WORK TO DO
Tally the lines that contain the string "hrana" and give the number by itself.

-------- INPUT RECORDS --------

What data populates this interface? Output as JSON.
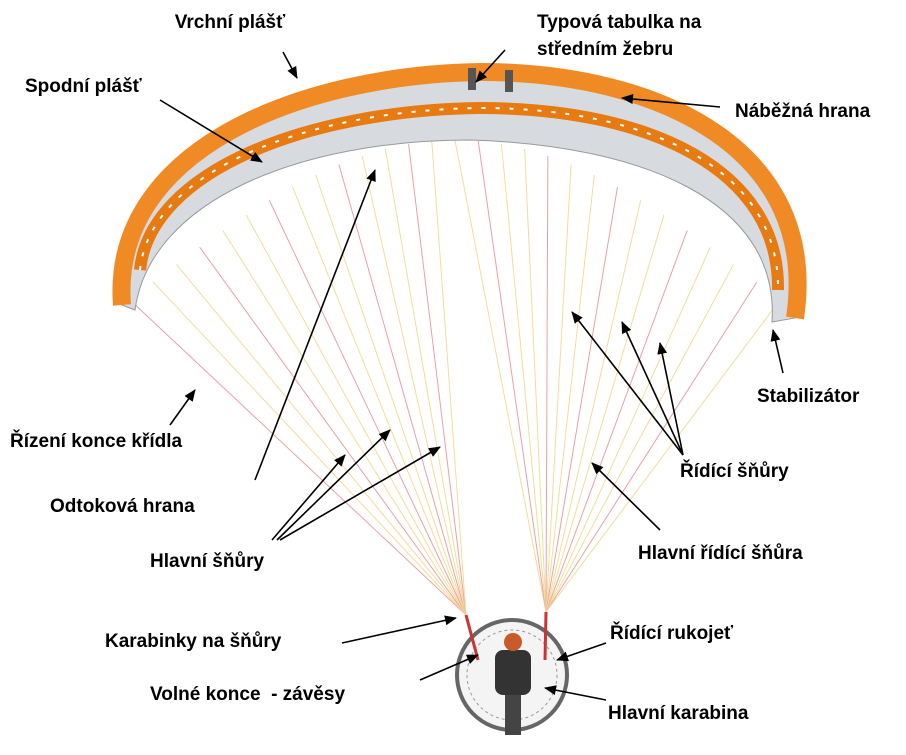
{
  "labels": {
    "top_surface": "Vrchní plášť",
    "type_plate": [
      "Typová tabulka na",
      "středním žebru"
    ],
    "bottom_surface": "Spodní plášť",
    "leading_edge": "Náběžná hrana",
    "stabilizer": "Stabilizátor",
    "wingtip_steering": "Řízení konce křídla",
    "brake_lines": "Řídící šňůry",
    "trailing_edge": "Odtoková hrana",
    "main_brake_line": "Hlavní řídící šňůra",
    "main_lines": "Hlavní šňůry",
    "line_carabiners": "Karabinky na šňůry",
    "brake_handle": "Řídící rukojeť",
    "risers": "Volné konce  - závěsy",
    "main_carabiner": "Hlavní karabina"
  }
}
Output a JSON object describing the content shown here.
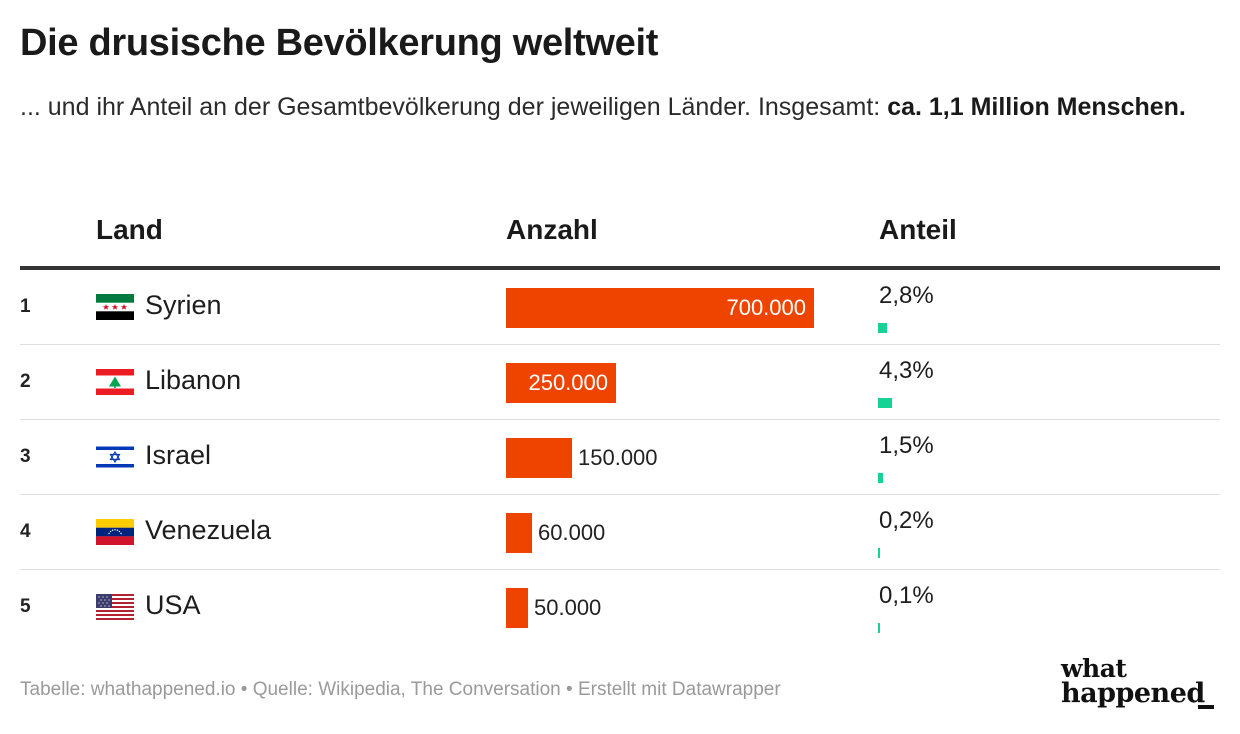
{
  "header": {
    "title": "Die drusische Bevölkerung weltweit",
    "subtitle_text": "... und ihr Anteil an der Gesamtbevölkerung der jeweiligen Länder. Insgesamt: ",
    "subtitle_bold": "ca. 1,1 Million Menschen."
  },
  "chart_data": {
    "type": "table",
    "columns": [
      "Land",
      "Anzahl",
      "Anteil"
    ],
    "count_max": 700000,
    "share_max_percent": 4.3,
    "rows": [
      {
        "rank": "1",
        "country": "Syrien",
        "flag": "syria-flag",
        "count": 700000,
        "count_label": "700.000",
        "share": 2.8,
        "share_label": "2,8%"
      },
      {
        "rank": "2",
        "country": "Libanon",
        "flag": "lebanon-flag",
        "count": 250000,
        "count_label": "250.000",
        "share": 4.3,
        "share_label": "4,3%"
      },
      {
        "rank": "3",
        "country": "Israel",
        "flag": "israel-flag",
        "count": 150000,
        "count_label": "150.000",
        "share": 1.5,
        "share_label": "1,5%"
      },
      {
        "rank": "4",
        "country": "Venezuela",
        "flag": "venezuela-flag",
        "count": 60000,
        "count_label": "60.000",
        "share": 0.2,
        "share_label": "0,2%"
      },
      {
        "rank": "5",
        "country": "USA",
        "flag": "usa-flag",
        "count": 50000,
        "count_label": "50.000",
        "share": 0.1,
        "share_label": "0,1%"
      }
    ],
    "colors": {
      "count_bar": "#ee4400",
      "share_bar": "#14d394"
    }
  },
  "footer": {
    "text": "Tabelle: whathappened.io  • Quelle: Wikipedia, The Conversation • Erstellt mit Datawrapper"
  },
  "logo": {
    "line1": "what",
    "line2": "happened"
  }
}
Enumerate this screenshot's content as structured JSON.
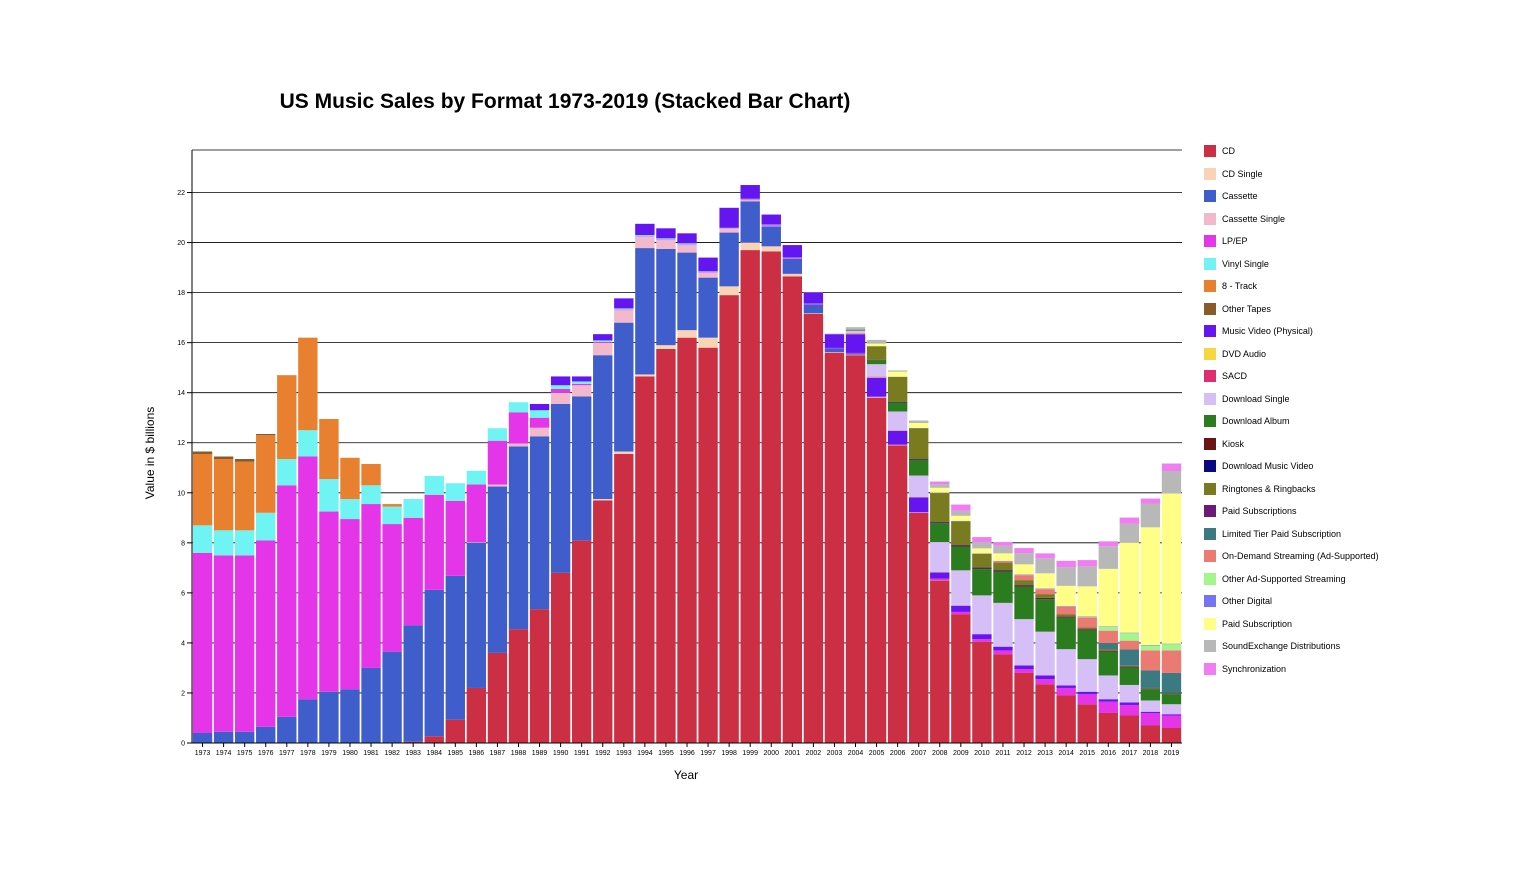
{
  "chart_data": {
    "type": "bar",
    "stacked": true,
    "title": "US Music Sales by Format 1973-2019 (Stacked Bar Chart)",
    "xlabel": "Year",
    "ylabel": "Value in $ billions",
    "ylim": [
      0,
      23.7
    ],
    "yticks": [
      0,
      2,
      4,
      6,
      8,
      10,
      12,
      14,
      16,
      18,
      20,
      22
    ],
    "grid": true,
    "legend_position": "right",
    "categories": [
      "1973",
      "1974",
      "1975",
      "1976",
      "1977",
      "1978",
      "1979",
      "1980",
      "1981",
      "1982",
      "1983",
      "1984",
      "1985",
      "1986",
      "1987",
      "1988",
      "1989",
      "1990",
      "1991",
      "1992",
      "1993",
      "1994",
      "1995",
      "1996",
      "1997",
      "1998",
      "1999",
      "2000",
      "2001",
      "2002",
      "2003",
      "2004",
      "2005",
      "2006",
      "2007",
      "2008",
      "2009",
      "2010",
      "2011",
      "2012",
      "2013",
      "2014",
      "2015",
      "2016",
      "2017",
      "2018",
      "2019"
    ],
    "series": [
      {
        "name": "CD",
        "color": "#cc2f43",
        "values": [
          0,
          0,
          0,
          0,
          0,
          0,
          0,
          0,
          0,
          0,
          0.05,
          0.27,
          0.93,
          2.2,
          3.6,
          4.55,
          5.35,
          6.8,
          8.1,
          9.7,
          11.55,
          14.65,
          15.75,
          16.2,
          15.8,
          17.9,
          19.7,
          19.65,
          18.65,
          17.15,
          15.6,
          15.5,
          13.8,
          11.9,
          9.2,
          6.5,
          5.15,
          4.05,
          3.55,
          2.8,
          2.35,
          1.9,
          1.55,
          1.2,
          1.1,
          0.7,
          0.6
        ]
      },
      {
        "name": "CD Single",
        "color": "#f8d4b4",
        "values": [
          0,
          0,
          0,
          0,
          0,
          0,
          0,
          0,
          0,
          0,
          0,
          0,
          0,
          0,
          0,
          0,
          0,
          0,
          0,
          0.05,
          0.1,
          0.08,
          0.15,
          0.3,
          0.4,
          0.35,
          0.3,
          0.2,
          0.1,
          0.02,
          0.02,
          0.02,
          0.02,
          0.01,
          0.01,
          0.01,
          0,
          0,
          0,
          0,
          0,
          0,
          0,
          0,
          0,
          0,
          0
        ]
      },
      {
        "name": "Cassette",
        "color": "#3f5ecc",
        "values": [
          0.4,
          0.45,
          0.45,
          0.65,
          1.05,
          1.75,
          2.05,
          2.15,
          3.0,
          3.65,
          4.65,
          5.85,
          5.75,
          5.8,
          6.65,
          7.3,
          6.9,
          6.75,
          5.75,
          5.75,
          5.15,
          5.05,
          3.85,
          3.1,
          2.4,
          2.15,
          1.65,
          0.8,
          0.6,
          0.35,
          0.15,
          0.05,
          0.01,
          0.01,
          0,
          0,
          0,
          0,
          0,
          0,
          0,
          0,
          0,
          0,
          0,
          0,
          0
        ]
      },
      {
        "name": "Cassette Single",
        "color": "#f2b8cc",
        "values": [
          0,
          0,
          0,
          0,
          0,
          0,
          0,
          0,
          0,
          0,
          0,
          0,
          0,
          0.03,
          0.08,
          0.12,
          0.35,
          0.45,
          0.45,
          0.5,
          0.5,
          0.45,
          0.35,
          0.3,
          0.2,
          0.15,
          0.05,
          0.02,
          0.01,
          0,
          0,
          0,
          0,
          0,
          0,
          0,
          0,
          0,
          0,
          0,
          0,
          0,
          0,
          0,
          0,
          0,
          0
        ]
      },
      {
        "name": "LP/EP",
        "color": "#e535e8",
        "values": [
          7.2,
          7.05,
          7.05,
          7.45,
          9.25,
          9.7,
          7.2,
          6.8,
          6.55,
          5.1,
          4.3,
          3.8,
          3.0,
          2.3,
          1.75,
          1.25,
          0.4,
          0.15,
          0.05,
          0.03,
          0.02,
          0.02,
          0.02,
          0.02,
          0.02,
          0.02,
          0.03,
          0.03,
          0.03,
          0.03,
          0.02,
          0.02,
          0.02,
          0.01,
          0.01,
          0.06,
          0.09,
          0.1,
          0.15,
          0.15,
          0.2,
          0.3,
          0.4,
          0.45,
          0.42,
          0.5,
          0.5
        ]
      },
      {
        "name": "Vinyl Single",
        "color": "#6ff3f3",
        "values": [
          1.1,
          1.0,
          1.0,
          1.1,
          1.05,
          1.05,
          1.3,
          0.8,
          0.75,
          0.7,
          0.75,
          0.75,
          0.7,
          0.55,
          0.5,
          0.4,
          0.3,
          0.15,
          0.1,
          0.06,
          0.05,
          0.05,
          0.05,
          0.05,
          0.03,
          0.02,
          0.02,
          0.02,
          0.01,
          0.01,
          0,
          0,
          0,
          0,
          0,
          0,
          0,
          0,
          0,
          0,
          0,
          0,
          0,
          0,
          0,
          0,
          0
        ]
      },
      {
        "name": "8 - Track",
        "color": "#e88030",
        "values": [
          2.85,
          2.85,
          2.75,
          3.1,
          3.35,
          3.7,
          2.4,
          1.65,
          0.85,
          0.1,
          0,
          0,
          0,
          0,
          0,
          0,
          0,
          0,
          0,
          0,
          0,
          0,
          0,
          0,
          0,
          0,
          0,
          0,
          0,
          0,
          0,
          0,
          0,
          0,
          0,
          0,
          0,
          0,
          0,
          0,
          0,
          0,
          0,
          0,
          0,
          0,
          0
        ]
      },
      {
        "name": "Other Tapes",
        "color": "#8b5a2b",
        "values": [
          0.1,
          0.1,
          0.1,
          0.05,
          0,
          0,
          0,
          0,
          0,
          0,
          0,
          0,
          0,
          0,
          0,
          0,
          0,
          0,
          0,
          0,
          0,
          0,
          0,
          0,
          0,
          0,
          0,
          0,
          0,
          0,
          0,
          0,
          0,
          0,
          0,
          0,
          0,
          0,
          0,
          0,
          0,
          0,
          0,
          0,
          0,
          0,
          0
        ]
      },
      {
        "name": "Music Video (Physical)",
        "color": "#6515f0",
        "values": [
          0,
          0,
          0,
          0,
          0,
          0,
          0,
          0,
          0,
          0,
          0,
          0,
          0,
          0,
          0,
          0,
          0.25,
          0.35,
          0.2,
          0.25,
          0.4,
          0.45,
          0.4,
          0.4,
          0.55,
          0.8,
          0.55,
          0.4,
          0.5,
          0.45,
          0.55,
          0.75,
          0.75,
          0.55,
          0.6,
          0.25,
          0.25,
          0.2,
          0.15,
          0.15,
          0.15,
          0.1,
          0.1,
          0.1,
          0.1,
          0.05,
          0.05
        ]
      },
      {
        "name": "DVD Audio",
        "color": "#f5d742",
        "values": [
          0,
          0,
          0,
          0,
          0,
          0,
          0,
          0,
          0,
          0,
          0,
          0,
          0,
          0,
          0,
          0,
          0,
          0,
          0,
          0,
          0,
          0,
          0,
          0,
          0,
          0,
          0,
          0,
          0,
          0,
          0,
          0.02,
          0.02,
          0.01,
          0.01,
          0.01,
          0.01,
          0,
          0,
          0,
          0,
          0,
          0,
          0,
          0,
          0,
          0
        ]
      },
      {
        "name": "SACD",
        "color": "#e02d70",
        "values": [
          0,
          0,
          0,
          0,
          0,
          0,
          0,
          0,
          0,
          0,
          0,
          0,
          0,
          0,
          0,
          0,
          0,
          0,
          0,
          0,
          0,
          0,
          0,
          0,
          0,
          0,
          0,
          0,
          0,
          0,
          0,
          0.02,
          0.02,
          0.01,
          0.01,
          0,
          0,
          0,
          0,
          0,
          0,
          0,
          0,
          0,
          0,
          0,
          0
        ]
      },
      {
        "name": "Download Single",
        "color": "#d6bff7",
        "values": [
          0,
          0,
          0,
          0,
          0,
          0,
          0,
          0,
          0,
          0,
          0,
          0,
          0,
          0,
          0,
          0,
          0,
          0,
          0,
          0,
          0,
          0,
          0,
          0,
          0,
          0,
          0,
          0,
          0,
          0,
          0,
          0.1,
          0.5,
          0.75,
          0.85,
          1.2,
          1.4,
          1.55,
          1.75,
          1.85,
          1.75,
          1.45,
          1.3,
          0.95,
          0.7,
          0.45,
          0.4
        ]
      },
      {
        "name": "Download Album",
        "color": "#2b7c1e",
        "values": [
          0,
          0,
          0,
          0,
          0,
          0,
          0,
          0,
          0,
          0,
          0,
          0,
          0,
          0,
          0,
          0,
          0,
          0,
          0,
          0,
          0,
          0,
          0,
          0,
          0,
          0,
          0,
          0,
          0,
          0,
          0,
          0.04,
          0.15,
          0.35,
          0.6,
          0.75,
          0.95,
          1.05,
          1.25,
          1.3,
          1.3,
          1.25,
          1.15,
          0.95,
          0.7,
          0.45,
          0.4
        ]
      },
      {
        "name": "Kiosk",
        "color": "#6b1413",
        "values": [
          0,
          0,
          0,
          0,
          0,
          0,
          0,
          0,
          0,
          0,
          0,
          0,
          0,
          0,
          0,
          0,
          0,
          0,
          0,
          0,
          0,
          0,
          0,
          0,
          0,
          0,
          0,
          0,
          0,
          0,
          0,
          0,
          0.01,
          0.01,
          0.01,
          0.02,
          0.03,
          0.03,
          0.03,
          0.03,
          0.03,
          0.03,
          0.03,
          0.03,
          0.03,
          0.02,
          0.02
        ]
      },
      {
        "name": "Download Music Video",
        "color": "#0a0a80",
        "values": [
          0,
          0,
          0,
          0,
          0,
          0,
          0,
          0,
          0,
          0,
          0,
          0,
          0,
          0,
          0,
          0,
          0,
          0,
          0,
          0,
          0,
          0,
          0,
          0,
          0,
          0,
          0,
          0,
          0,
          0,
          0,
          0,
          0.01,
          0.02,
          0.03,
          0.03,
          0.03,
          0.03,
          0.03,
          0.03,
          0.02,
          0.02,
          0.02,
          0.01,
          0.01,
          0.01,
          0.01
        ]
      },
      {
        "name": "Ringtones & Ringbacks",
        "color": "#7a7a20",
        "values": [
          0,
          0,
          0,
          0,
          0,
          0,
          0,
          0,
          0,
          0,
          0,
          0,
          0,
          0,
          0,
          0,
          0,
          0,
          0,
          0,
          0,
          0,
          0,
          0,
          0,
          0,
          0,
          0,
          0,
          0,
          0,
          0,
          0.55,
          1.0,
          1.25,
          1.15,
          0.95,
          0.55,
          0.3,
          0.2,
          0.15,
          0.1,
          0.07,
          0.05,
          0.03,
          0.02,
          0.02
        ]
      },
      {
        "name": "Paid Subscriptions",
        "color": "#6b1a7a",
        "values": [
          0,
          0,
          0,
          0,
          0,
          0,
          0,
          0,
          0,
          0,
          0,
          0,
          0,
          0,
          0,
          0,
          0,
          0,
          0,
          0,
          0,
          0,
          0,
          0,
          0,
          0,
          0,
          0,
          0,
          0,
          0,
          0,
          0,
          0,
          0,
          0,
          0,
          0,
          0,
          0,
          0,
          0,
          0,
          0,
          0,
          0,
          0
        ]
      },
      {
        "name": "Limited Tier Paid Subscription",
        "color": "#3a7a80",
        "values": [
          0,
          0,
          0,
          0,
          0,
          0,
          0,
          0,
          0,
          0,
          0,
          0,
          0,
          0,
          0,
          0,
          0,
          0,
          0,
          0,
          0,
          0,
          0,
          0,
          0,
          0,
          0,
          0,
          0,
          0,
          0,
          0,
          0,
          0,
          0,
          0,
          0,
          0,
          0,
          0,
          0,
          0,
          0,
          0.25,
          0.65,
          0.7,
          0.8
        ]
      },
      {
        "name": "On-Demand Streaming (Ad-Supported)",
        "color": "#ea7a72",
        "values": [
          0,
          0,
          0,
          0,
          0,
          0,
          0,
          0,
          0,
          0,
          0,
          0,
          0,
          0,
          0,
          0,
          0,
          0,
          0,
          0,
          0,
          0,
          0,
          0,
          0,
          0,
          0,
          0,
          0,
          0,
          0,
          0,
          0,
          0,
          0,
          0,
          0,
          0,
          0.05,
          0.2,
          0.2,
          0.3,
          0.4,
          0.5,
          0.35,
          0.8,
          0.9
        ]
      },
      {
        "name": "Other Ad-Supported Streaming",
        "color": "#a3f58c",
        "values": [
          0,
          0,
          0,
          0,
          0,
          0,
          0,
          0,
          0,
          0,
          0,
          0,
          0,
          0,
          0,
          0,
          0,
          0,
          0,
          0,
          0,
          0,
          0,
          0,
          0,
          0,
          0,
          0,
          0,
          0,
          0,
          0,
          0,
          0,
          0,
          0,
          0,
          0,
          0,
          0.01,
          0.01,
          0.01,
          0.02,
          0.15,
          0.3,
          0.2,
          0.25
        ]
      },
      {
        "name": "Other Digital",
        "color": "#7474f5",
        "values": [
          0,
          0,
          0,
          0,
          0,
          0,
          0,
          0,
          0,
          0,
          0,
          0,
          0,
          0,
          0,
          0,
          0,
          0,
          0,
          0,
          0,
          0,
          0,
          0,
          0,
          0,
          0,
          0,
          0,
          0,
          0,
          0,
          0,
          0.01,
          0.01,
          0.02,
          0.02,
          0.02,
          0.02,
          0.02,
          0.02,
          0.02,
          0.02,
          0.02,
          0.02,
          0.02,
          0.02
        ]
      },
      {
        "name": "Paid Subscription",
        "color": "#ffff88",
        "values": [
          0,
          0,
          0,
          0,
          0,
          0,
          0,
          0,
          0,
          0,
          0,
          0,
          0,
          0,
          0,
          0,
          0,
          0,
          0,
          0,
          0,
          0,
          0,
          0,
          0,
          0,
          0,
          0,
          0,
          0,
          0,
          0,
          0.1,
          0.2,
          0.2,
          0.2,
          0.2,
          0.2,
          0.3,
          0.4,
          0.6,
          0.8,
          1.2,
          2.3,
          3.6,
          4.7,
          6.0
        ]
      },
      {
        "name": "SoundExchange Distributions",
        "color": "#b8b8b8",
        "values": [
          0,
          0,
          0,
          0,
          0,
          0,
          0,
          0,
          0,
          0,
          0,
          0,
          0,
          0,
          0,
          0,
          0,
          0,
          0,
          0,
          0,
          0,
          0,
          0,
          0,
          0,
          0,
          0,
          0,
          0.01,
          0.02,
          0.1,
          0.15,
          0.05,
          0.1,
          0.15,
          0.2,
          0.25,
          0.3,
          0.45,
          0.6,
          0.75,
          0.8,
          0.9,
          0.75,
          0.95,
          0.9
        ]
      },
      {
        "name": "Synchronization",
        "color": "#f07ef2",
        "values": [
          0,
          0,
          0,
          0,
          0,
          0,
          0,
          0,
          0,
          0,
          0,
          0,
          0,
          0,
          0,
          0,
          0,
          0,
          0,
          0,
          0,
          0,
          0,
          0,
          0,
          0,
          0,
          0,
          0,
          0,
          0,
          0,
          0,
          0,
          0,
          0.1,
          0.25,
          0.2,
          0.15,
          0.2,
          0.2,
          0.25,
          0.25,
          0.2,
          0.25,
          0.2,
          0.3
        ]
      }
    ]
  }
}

--------

EXPECTED ANSWER
2